## Set problem
Provide only the number of lines in the records below that include "JSON".

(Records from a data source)
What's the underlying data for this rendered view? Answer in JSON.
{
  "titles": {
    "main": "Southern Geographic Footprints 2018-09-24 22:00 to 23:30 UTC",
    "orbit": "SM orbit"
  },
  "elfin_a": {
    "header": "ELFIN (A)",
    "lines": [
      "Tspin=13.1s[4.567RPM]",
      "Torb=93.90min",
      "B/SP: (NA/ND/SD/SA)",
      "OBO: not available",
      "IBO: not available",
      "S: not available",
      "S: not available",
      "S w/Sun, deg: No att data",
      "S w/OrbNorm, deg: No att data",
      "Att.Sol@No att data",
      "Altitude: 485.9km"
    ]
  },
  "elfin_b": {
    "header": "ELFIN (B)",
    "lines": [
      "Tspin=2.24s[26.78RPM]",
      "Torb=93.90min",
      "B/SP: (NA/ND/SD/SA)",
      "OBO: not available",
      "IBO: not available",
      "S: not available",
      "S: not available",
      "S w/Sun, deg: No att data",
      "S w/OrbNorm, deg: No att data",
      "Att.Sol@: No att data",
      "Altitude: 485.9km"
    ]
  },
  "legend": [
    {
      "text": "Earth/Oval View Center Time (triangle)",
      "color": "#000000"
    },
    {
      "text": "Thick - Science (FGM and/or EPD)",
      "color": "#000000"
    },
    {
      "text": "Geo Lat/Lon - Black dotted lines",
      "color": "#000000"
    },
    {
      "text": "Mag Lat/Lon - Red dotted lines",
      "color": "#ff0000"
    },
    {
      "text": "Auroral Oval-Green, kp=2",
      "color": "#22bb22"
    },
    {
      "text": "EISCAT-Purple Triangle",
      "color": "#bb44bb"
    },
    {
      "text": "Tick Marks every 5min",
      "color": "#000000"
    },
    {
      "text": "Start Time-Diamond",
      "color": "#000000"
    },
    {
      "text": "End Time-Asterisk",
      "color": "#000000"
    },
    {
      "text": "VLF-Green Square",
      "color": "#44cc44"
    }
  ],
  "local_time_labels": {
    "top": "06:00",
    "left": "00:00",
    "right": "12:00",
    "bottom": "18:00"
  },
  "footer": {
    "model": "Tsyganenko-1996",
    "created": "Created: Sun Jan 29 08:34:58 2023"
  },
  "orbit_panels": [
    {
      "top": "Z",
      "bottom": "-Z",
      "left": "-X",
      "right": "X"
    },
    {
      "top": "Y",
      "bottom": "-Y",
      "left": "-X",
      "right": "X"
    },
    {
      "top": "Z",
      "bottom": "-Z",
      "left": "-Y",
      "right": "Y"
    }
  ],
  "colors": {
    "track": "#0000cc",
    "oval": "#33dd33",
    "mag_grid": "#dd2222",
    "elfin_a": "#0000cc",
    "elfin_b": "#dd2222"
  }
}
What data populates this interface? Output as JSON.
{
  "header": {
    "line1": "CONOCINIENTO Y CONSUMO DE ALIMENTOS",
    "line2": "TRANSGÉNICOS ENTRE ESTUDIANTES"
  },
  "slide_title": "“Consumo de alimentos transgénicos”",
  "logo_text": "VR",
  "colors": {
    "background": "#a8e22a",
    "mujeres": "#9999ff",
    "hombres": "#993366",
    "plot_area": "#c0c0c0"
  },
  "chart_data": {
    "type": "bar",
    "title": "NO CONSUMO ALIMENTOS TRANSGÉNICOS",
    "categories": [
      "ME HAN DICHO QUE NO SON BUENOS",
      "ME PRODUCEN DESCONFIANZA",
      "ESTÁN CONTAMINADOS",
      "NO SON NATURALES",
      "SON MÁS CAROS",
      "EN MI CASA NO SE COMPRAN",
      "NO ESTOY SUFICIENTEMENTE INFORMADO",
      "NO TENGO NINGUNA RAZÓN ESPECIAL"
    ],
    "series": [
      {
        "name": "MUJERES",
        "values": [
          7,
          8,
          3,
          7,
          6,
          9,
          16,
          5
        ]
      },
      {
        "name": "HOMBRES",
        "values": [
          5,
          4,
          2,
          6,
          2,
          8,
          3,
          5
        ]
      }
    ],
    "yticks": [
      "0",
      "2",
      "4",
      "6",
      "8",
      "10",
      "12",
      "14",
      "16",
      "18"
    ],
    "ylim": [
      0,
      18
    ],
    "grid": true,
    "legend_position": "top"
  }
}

## Output of the exercise
2